Raw records
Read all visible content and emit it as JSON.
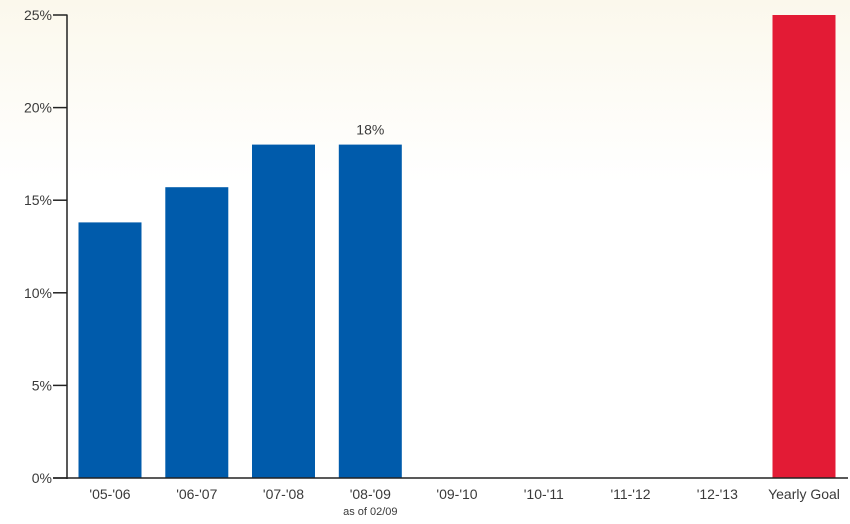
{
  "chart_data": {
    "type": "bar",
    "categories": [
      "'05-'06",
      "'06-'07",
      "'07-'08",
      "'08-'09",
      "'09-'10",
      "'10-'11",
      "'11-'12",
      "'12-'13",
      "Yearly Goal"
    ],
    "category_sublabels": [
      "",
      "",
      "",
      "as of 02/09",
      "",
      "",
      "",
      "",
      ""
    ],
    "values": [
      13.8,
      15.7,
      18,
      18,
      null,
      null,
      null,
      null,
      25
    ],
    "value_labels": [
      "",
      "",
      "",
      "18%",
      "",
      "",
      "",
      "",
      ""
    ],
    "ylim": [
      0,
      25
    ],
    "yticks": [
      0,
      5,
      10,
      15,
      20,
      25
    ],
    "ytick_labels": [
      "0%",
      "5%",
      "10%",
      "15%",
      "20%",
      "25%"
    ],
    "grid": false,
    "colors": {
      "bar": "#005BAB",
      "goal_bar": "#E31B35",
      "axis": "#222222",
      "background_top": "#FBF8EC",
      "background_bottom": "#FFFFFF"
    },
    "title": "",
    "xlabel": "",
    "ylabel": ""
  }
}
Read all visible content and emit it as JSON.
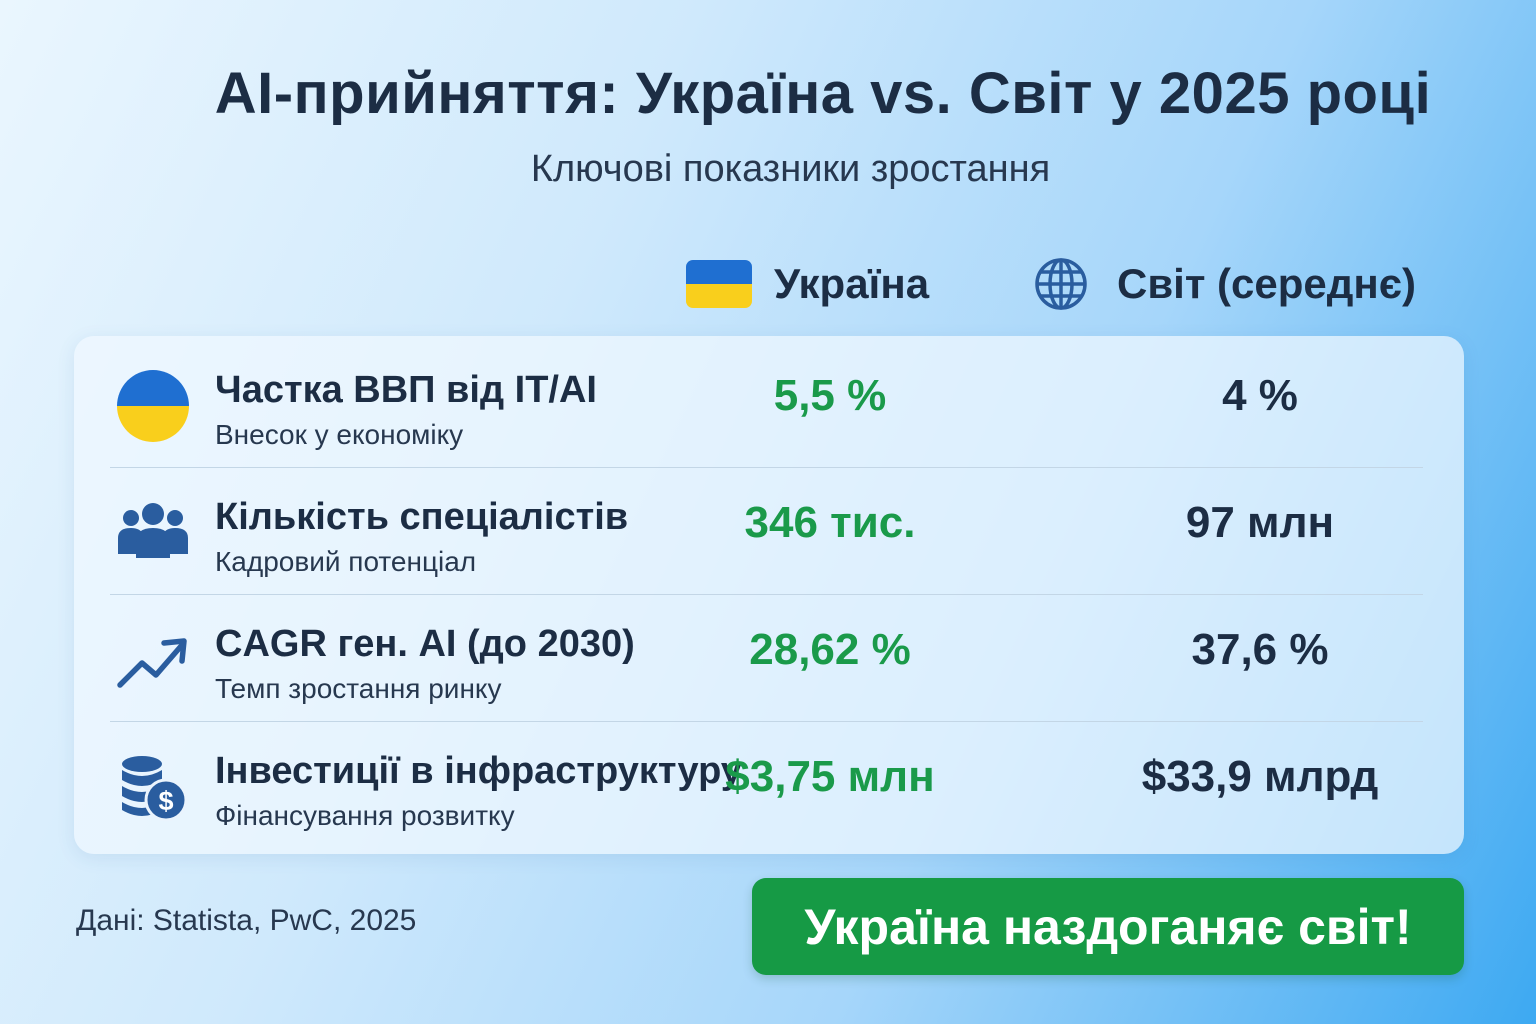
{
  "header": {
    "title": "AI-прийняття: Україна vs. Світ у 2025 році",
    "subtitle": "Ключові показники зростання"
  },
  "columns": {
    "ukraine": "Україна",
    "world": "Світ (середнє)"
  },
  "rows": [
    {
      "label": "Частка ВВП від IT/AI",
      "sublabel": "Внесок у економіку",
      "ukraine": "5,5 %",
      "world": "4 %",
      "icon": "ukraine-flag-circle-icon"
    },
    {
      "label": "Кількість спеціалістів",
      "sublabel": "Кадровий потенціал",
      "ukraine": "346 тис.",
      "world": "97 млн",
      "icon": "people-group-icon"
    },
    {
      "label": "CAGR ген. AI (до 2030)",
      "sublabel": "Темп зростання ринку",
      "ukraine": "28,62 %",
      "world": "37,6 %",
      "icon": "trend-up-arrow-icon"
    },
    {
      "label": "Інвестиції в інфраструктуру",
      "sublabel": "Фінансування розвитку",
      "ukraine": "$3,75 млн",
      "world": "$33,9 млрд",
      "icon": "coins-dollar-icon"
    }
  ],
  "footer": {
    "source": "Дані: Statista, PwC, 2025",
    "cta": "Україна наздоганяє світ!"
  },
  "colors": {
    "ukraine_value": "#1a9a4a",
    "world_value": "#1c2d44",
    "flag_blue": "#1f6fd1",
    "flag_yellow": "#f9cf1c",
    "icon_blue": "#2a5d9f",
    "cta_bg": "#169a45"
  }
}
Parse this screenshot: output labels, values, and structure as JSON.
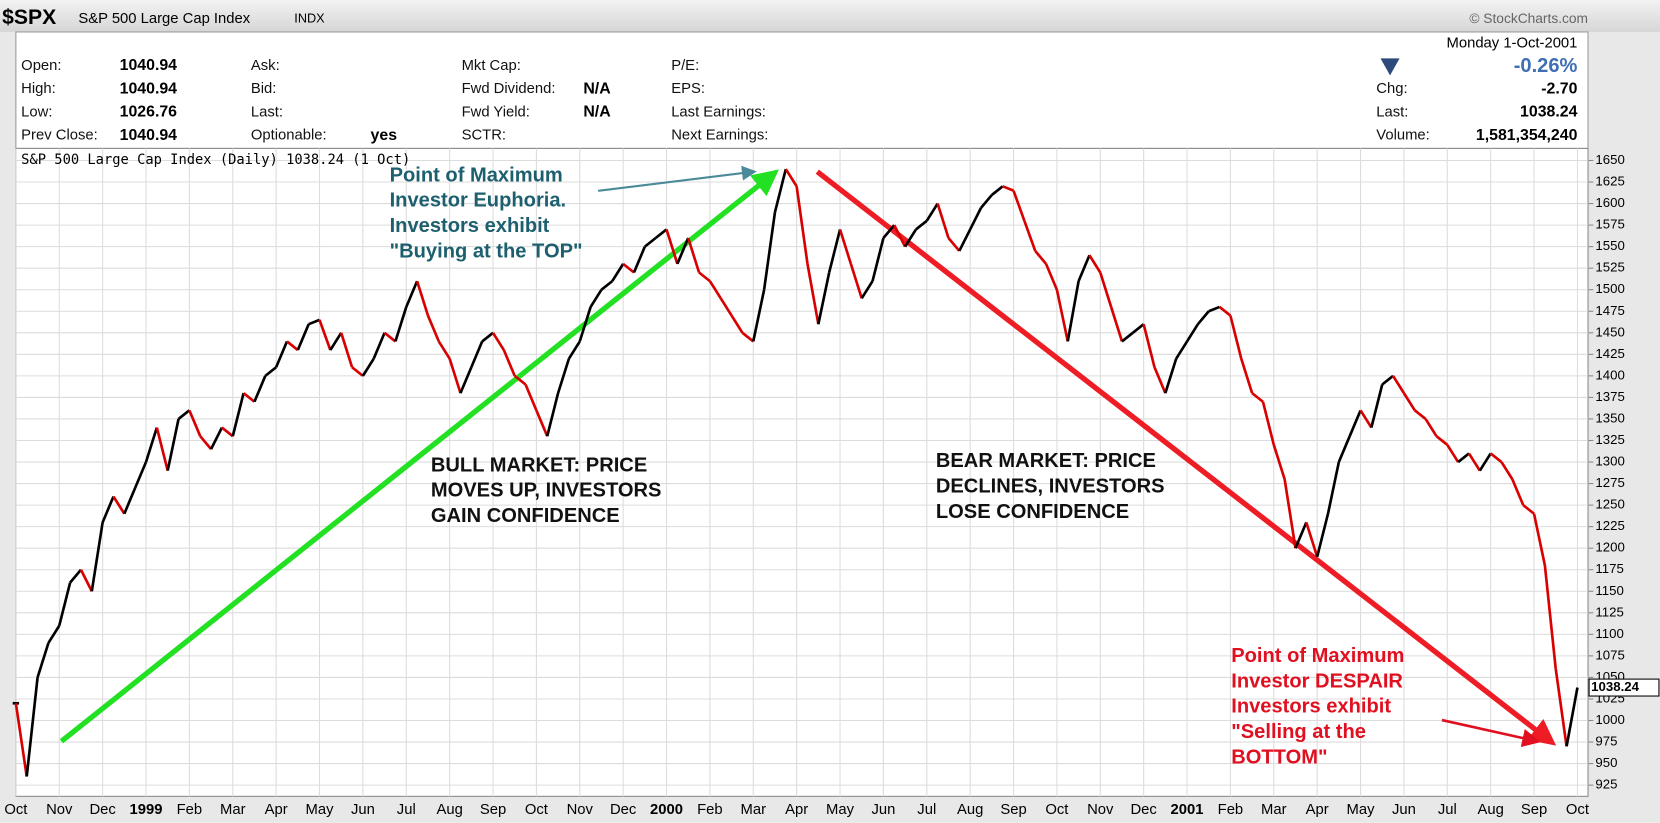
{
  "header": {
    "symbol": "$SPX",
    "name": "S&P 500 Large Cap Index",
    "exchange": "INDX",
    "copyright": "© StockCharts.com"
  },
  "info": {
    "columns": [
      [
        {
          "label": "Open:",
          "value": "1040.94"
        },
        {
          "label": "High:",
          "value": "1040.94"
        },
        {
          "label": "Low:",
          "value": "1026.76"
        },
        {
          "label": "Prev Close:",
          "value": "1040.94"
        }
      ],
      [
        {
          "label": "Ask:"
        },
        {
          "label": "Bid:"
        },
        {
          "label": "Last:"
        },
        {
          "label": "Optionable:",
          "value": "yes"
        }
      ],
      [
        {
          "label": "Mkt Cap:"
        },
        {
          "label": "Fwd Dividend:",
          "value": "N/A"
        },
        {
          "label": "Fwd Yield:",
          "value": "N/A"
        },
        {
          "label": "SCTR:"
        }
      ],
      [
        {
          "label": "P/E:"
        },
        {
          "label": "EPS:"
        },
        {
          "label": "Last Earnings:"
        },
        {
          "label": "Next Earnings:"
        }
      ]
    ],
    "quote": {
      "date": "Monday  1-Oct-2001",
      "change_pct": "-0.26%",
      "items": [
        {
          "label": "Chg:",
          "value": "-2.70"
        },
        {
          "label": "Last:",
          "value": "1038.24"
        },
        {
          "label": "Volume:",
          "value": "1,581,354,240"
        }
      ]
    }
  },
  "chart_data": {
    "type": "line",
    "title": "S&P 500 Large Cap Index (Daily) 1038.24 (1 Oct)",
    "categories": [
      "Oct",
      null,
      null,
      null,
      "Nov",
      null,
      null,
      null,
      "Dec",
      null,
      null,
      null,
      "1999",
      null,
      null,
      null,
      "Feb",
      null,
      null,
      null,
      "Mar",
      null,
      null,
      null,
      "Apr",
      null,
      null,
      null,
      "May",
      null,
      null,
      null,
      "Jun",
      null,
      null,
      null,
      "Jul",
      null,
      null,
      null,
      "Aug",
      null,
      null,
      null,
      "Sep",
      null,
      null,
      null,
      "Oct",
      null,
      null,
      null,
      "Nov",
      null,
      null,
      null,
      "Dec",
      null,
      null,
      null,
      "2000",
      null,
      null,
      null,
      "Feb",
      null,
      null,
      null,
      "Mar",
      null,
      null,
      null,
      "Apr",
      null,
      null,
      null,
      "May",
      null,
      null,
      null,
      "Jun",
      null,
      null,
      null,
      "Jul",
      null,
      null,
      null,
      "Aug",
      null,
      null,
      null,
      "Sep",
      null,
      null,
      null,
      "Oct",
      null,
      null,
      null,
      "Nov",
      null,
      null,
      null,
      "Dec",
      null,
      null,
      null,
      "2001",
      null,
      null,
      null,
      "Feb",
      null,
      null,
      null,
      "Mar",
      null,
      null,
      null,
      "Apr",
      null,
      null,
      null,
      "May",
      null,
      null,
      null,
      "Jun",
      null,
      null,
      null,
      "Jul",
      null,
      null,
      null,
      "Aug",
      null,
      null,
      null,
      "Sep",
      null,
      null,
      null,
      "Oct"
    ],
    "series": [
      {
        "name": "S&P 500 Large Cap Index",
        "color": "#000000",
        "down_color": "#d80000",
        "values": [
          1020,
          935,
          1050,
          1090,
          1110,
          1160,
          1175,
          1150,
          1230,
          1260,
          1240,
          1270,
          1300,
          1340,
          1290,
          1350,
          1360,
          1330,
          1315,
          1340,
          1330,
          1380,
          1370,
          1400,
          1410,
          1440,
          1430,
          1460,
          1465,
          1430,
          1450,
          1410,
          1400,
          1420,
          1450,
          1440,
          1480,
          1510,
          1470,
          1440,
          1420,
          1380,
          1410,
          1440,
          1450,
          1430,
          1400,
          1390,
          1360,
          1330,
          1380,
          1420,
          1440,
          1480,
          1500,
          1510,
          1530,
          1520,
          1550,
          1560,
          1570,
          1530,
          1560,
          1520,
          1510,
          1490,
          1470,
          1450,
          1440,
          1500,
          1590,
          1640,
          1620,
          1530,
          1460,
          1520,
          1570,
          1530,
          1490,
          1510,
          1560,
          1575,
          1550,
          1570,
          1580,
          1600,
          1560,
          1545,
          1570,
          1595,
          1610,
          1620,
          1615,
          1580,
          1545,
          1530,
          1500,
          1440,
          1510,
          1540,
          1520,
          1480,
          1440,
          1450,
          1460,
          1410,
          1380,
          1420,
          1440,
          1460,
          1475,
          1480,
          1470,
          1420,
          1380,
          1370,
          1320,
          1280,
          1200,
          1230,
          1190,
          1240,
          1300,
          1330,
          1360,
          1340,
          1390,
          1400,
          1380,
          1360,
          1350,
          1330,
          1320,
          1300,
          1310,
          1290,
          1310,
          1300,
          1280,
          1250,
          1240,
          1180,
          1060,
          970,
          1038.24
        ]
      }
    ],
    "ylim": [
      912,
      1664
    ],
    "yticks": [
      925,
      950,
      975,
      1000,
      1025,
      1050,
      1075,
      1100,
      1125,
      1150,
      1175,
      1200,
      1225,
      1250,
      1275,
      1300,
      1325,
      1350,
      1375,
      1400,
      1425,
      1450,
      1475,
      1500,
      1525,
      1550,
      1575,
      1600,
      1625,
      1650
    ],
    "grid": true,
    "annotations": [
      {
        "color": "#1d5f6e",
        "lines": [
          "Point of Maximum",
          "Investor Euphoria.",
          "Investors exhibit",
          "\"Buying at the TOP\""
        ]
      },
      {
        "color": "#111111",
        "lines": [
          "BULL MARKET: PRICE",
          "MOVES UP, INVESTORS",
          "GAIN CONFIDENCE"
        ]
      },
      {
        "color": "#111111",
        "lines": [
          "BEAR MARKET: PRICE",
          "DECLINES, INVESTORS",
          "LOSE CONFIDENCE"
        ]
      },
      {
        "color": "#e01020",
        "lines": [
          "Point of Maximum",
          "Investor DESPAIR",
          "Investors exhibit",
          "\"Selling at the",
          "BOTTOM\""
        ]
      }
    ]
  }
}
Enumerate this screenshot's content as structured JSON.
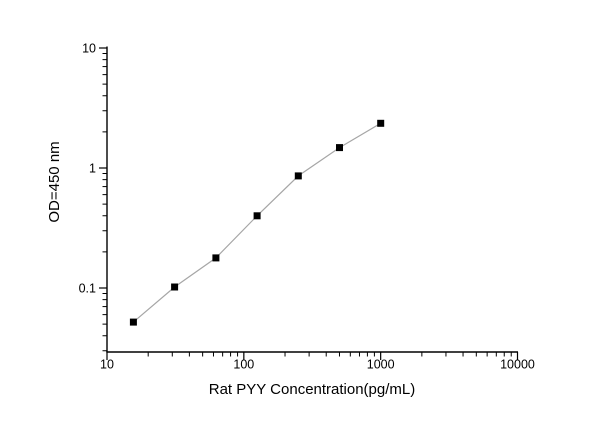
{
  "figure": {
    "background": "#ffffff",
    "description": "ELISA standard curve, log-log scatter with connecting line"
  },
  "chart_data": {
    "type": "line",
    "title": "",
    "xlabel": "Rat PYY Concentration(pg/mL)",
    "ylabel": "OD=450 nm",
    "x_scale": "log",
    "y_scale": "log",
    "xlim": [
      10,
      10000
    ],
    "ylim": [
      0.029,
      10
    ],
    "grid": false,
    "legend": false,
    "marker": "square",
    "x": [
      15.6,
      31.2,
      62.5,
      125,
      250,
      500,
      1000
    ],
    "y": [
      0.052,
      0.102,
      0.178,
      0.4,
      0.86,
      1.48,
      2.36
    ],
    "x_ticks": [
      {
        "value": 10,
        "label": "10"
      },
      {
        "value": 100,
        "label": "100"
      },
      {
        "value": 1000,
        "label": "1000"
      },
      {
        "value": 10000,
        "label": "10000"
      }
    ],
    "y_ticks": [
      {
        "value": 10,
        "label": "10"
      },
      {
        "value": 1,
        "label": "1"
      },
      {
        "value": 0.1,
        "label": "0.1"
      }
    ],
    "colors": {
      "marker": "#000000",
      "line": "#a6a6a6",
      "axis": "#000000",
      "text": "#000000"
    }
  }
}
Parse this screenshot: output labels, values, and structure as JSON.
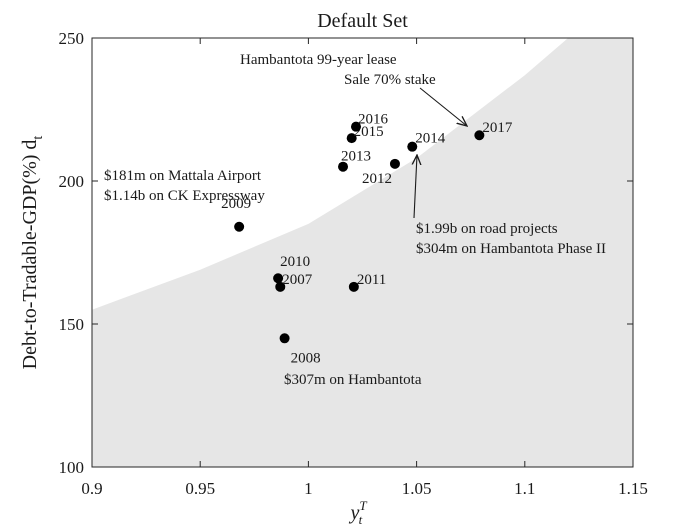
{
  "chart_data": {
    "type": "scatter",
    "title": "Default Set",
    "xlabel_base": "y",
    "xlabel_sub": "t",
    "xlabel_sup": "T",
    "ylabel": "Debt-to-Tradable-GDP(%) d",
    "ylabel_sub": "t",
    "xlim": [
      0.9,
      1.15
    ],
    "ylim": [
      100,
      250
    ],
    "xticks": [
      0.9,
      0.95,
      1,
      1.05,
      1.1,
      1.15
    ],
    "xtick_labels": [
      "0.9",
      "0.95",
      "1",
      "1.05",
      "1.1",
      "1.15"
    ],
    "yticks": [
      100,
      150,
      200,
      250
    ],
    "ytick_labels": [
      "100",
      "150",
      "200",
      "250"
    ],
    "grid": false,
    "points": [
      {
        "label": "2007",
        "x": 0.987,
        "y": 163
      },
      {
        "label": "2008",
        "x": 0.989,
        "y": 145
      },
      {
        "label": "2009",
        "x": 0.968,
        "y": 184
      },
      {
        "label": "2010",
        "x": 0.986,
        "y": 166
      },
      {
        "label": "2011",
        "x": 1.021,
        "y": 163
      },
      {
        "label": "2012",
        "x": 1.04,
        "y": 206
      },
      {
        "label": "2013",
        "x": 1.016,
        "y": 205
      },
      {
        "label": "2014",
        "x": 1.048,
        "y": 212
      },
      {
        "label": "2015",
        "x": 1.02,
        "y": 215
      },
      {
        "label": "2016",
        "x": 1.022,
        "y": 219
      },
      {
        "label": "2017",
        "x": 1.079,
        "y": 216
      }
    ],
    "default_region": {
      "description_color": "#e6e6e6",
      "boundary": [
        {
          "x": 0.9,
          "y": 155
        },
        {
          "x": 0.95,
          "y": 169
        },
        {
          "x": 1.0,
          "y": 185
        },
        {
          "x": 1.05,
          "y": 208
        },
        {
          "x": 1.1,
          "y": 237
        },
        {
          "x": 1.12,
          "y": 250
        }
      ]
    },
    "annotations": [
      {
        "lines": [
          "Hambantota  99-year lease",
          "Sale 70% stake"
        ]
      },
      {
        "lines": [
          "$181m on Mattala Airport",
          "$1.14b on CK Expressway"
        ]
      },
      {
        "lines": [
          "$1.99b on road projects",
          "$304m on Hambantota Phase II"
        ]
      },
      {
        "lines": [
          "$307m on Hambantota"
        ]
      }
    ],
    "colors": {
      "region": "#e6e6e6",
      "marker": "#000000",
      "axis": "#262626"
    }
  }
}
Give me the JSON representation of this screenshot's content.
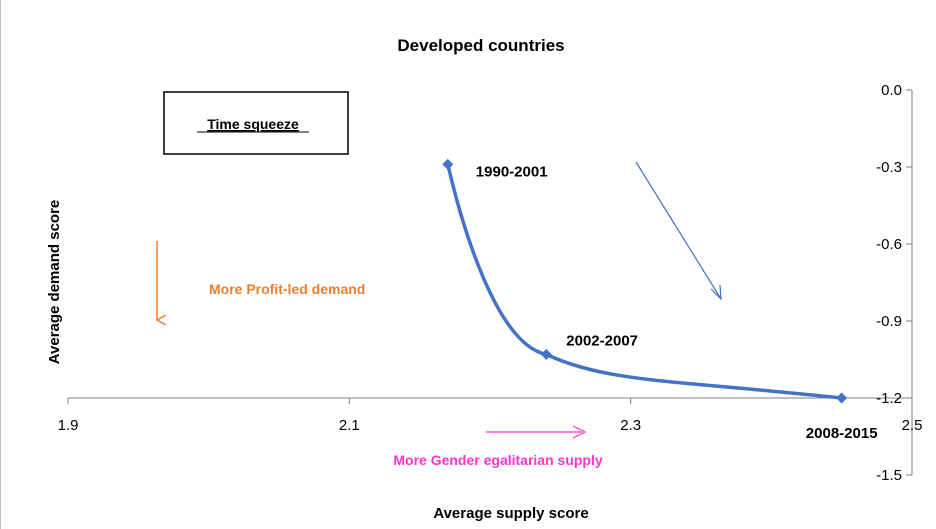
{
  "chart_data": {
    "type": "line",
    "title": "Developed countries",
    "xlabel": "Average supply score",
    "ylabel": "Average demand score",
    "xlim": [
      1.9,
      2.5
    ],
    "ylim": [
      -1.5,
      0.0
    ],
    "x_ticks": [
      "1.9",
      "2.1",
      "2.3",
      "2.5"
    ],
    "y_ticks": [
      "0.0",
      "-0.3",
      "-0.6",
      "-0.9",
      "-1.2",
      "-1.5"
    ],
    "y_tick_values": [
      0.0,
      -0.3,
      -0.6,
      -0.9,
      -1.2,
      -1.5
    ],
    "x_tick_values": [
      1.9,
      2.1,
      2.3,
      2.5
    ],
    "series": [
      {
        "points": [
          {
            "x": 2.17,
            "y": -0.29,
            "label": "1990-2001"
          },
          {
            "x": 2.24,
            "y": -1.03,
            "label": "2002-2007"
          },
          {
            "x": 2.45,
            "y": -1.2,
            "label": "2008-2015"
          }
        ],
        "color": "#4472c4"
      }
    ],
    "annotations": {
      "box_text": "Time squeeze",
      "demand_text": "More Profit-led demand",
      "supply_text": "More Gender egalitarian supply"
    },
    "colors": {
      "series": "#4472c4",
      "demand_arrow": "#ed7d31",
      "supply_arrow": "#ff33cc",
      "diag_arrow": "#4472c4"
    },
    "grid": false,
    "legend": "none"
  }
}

### [Your objective]
Search the lines for "Index". Copy each line that has it.

### [Exercise output]
    "name": "S&P 500 Large Cap Index",
    "title": "S&P 500 Large Cap Index (Daily) 1038.24 (1 Oct)",
        "name": "S&P 500 Large Cap Index",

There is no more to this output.